▸ **Provided data**
** BEGIN **

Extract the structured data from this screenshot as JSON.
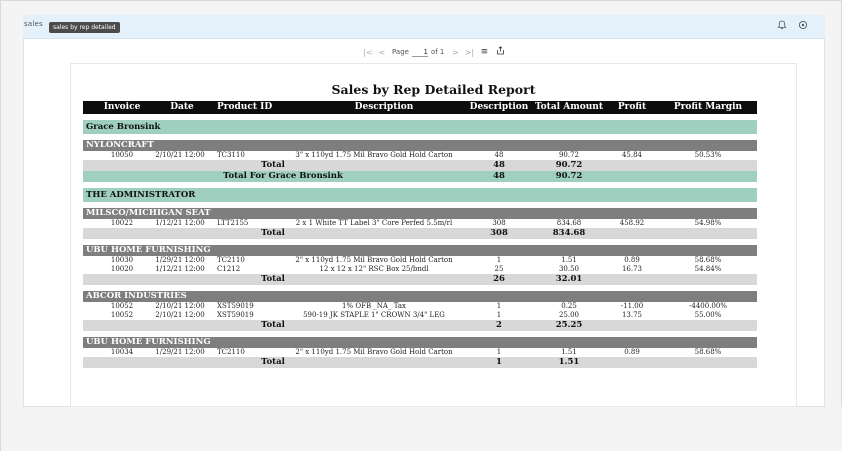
{
  "topbar": {
    "app_name": "sales",
    "tooltip": "sales by rep detailed",
    "bell_icon": "bell-icon",
    "settings_icon": "settings-icon"
  },
  "pager": {
    "first_icon": "first-page-icon",
    "prev_icon": "prev-page-icon",
    "page_label": "Page",
    "page_value": "1",
    "of_label": "of 1",
    "next_icon": "next-page-icon",
    "last_icon": "last-page-icon",
    "menu_icon": "menu-icon",
    "export_icon": "export-icon"
  },
  "report": {
    "title": "Sales by Rep Detailed Report",
    "columns": [
      "Invoice",
      "Date",
      "Product ID",
      "Description",
      "Description",
      "Total Amount",
      "Profit",
      "Profit Margin"
    ],
    "total_label": "Total",
    "reps": [
      {
        "name": "Grace Bronsink",
        "customers": [
          {
            "name": "NYLONCRAFT",
            "rows": [
              {
                "invoice": "10050",
                "date": "2/10/21 12:00",
                "product": "TC3110",
                "desc": "3\" x 110yd 1.75 Mil Bravo Gold Hold Carton",
                "qty": "48",
                "amount": "90.72",
                "profit": "45.84",
                "margin": "50.53%"
              }
            ],
            "total_qty": "48",
            "total_amount": "90.72"
          }
        ],
        "rep_total_label": "Total For Grace Bronsink",
        "rep_total_qty": "48",
        "rep_total_amount": "90.72"
      },
      {
        "name": "THE ADMINISTRATOR",
        "customers": [
          {
            "name": "MILSCO/MICHIGAN SEAT",
            "rows": [
              {
                "invoice": "10022",
                "date": "1/12/21 12:00",
                "product": "LTT2155",
                "desc": "2 x 1 White TT Label 3\" Core Perfed 5.5m/rl",
                "qty": "308",
                "amount": "834.68",
                "profit": "458.92",
                "margin": "54.98%"
              }
            ],
            "total_qty": "308",
            "total_amount": "834.68"
          },
          {
            "name": "UBU HOME FURNISHING",
            "rows": [
              {
                "invoice": "10030",
                "date": "1/29/21 12:00",
                "product": "TC2110",
                "desc": "2\" x 110yd 1.75 Mil Bravo Gold Hold Carton",
                "qty": "1",
                "amount": "1.51",
                "profit": "0.89",
                "margin": "58.68%"
              },
              {
                "invoice": "10020",
                "date": "1/12/21 12:00",
                "product": "C1212",
                "desc": "12 x 12 x 12\" RSC Box 25/bndl",
                "qty": "25",
                "amount": "30.50",
                "profit": "16.73",
                "margin": "54.84%"
              }
            ],
            "total_qty": "26",
            "total_amount": "32.01"
          },
          {
            "name": "ABCOR INDUSTRIES",
            "rows": [
              {
                "invoice": "10052",
                "date": "2/10/21 12:00",
                "product": "XST59019",
                "desc": "1% OFB _NA_ Tax",
                "qty": "1",
                "amount": "0.25",
                "profit": "-11.00",
                "margin": "-4400.00%"
              },
              {
                "invoice": "10052",
                "date": "2/10/21 12:00",
                "product": "XST59019",
                "desc": "590-19 JK STAPLE 1\" CROWN 3/4\" LEG",
                "qty": "1",
                "amount": "25.00",
                "profit": "13.75",
                "margin": "55.00%"
              }
            ],
            "total_qty": "2",
            "total_amount": "25.25"
          },
          {
            "name": "UBU HOME FURNISHING",
            "rows": [
              {
                "invoice": "10034",
                "date": "1/29/21 12:00",
                "product": "TC2110",
                "desc": "2\" x 110yd 1.75 Mil Bravo Gold Hold Carton",
                "qty": "1",
                "amount": "1.51",
                "profit": "0.89",
                "margin": "58.68%"
              }
            ],
            "total_qty": "1",
            "total_amount": "1.51"
          }
        ]
      }
    ]
  }
}
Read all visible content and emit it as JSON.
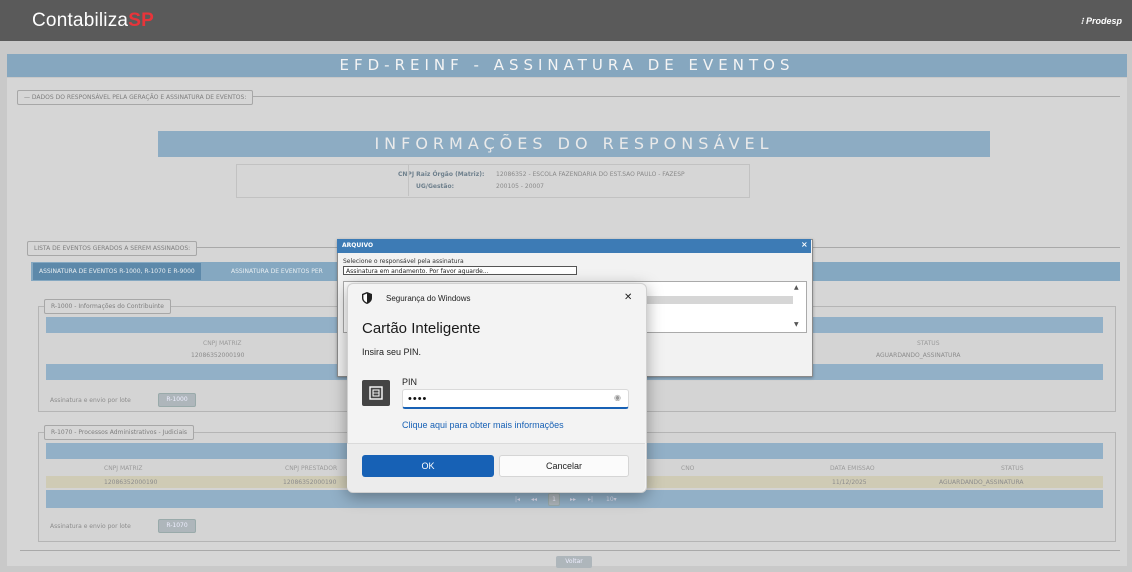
{
  "header": {
    "logo_main": "Contabiliza",
    "logo_accent": "SP",
    "brand_right": "Prodesp"
  },
  "page_title": "EFD-REINF - ASSINATURA DE EVENTOS",
  "resp_legend": "DADOS DO RESPONSÁVEL PELA GERAÇÃO E ASSINATURA DE EVENTOS:",
  "info": {
    "title": "INFORMAÇÕES DO RESPONSÁVEL",
    "cnpj_label": "CNPJ Raiz Órgão (Matriz):",
    "cnpj_value": "12086352 - ESCOLA FAZENDARIA DO EST.SAO PAULO - FAZESP",
    "ug_label": "UG/Gestão:",
    "ug_value": "200105 - 20007"
  },
  "list_legend": "LISTA DE EVENTOS GERADOS A SEREM ASSINADOS:",
  "tabs": [
    {
      "label": "ASSINATURA DE EVENTOS R-1000, R-1070 E R-9000"
    },
    {
      "label": "ASSINATURA DE EVENTOS PER"
    }
  ],
  "r1000": {
    "legend": "R-1000 - Informações do Contribuinte",
    "col_cnpj": "CNPJ MATRIZ",
    "col_status": "STATUS",
    "cnpj": "12086352000190",
    "status": "AGUARDANDO_ASSINATURA",
    "batch_label": "Assinatura e envio por lote",
    "batch_button": "R-1000"
  },
  "r1070": {
    "legend": "R-1070 - Processos Administrativos - Judiciais",
    "col_cnpj": "CNPJ MATRIZ",
    "col_prestador": "CNPJ PRESTADOR",
    "col_cno": "CNO",
    "col_data": "DATA EMISSAO",
    "col_status": "STATUS",
    "cnpj": "12086352000190",
    "prestador": "12086352000190",
    "data": "11/12/2025",
    "status": "AGUARDANDO_ASSINATURA",
    "page_num": "1",
    "page_size": "10",
    "batch_label": "Assinatura e envio por lote",
    "batch_button": "R-1070"
  },
  "back_button": "Voltar",
  "arquivo": {
    "title": "ARQUIVO",
    "close": "×",
    "select_label": "Selecione o responsável pela assinatura",
    "status_text": "Assinatura em andamento. Por favor aguarde..."
  },
  "win_dialog": {
    "header": "Segurança do Windows",
    "close": "✕",
    "title": "Cartão Inteligente",
    "subtitle": "Insira seu PIN.",
    "pin_label": "PIN",
    "pin_value": "••••",
    "more_info": "Clique aqui para obter mais informações",
    "ok": "OK",
    "cancel": "Cancelar"
  },
  "colors": {
    "accent": "#1761b5",
    "brand_red": "#e8343a",
    "title_blue": "#4f8bb7"
  }
}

** END **

▸ **Task directions**
Quote each entry above verbatim and drop the pictures.

▸ **Final result**
Extract the structured data from this screenshot as JSON.
{
  "topbar": {
    "app_name": "sales",
    "tooltip": "sales by rep detailed",
    "bell_icon": "bell-icon",
    "settings_icon": "settings-icon"
  },
  "pager": {
    "first_icon": "first-page-icon",
    "prev_icon": "prev-page-icon",
    "page_label": "Page",
    "page_value": "1",
    "of_label": "of 1",
    "next_icon": "next-page-icon",
    "last_icon": "last-page-icon",
    "menu_icon": "menu-icon",
    "export_icon": "export-icon"
  },
  "report": {
    "title": "Sales by Rep Detailed Report",
    "columns": [
      "Invoice",
      "Date",
      "Product ID",
      "Description",
      "Description",
      "Total Amount",
      "Profit",
      "Profit Margin"
    ],
    "total_label": "Total",
    "reps": [
      {
        "name": "Grace Bronsink",
        "customers": [
          {
            "name": "NYLONCRAFT",
            "rows": [
              {
                "invoice": "10050",
                "date": "2/10/21 12:00",
                "product": "TC3110",
                "desc": "3\" x 110yd 1.75 Mil Bravo Gold Hold Carton",
                "qty": "48",
                "amount": "90.72",
                "profit": "45.84",
                "margin": "50.53%"
              }
            ],
            "total_qty": "48",
            "total_amount": "90.72"
          }
        ],
        "rep_total_label": "Total For Grace Bronsink",
        "rep_total_qty": "48",
        "rep_total_amount": "90.72"
      },
      {
        "name": "THE ADMINISTRATOR",
        "customers": [
          {
            "name": "MILSCO/MICHIGAN SEAT",
            "rows": [
              {
                "invoice": "10022",
                "date": "1/12/21 12:00",
                "product": "LTT2155",
                "desc": "2 x 1 White TT Label 3\" Core Perfed 5.5m/rl",
                "qty": "308",
                "amount": "834.68",
                "profit": "458.92",
                "margin": "54.98%"
              }
            ],
            "total_qty": "308",
            "total_amount": "834.68"
          },
          {
            "name": "UBU HOME FURNISHING",
            "rows": [
              {
                "invoice": "10030",
                "date": "1/29/21 12:00",
                "product": "TC2110",
                "desc": "2\" x 110yd 1.75 Mil Bravo Gold Hold Carton",
                "qty": "1",
                "amount": "1.51",
                "profit": "0.89",
                "margin": "58.68%"
              },
              {
                "invoice": "10020",
                "date": "1/12/21 12:00",
                "product": "C1212",
                "desc": "12 x 12 x 12\" RSC Box 25/bndl",
                "qty": "25",
                "amount": "30.50",
                "profit": "16.73",
                "margin": "54.84%"
              }
            ],
            "total_qty": "26",
            "total_amount": "32.01"
          },
          {
            "name": "ABCOR INDUSTRIES",
            "rows": [
              {
                "invoice": "10052",
                "date": "2/10/21 12:00",
                "product": "XST59019",
                "desc": "1% OFB _NA_ Tax",
                "qty": "1",
                "amount": "0.25",
                "profit": "-11.00",
                "margin": "-4400.00%"
              },
              {
                "invoice": "10052",
                "date": "2/10/21 12:00",
                "product": "XST59019",
                "desc": "590-19 JK STAPLE 1\" CROWN 3/4\" LEG",
                "qty": "1",
                "amount": "25.00",
                "profit": "13.75",
                "margin": "55.00%"
              }
            ],
            "total_qty": "2",
            "total_amount": "25.25"
          },
          {
            "name": "UBU HOME FURNISHING",
            "rows": [
              {
                "invoice": "10034",
                "date": "1/29/21 12:00",
                "product": "TC2110",
                "desc": "2\" x 110yd 1.75 Mil Bravo Gold Hold Carton",
                "qty": "1",
                "amount": "1.51",
                "profit": "0.89",
                "margin": "58.68%"
              }
            ],
            "total_qty": "1",
            "total_amount": "1.51"
          }
        ]
      }
    ]
  }
}
Read all visible content and emit it as JSON.
{
  "header": {
    "logo_main": "Contabiliza",
    "logo_accent": "SP",
    "brand_right": "Prodesp"
  },
  "page_title": "EFD-REINF - ASSINATURA DE EVENTOS",
  "resp_legend": "DADOS DO RESPONSÁVEL PELA GERAÇÃO E ASSINATURA DE EVENTOS:",
  "info": {
    "title": "INFORMAÇÕES DO RESPONSÁVEL",
    "cnpj_label": "CNPJ Raiz Órgão (Matriz):",
    "cnpj_value": "12086352 - ESCOLA FAZENDARIA DO EST.SAO PAULO - FAZESP",
    "ug_label": "UG/Gestão:",
    "ug_value": "200105 - 20007"
  },
  "list_legend": "LISTA DE EVENTOS GERADOS A SEREM ASSINADOS:",
  "tabs": [
    {
      "label": "ASSINATURA DE EVENTOS R-1000, R-1070 E R-9000"
    },
    {
      "label": "ASSINATURA DE EVENTOS PER"
    }
  ],
  "r1000": {
    "legend": "R-1000 - Informações do Contribuinte",
    "col_cnpj": "CNPJ MATRIZ",
    "col_status": "STATUS",
    "cnpj": "12086352000190",
    "status": "AGUARDANDO_ASSINATURA",
    "batch_label": "Assinatura e envio por lote",
    "batch_button": "R-1000"
  },
  "r1070": {
    "legend": "R-1070 - Processos Administrativos - Judiciais",
    "col_cnpj": "CNPJ MATRIZ",
    "col_prestador": "CNPJ PRESTADOR",
    "col_cno": "CNO",
    "col_data": "DATA EMISSAO",
    "col_status": "STATUS",
    "cnpj": "12086352000190",
    "prestador": "12086352000190",
    "data": "11/12/2025",
    "status": "AGUARDANDO_ASSINATURA",
    "page_num": "1",
    "page_size": "10",
    "batch_label": "Assinatura e envio por lote",
    "batch_button": "R-1070"
  },
  "back_button": "Voltar",
  "arquivo": {
    "title": "ARQUIVO",
    "close": "×",
    "select_label": "Selecione o responsável pela assinatura",
    "status_text": "Assinatura em andamento. Por favor aguarde..."
  },
  "win_dialog": {
    "header": "Segurança do Windows",
    "close": "✕",
    "title": "Cartão Inteligente",
    "subtitle": "Insira seu PIN.",
    "pin_label": "PIN",
    "pin_value": "••••",
    "more_info": "Clique aqui para obter mais informações",
    "ok": "OK",
    "cancel": "Cancelar"
  },
  "colors": {
    "accent": "#1761b5",
    "brand_red": "#e8343a",
    "title_blue": "#4f8bb7"
  }
}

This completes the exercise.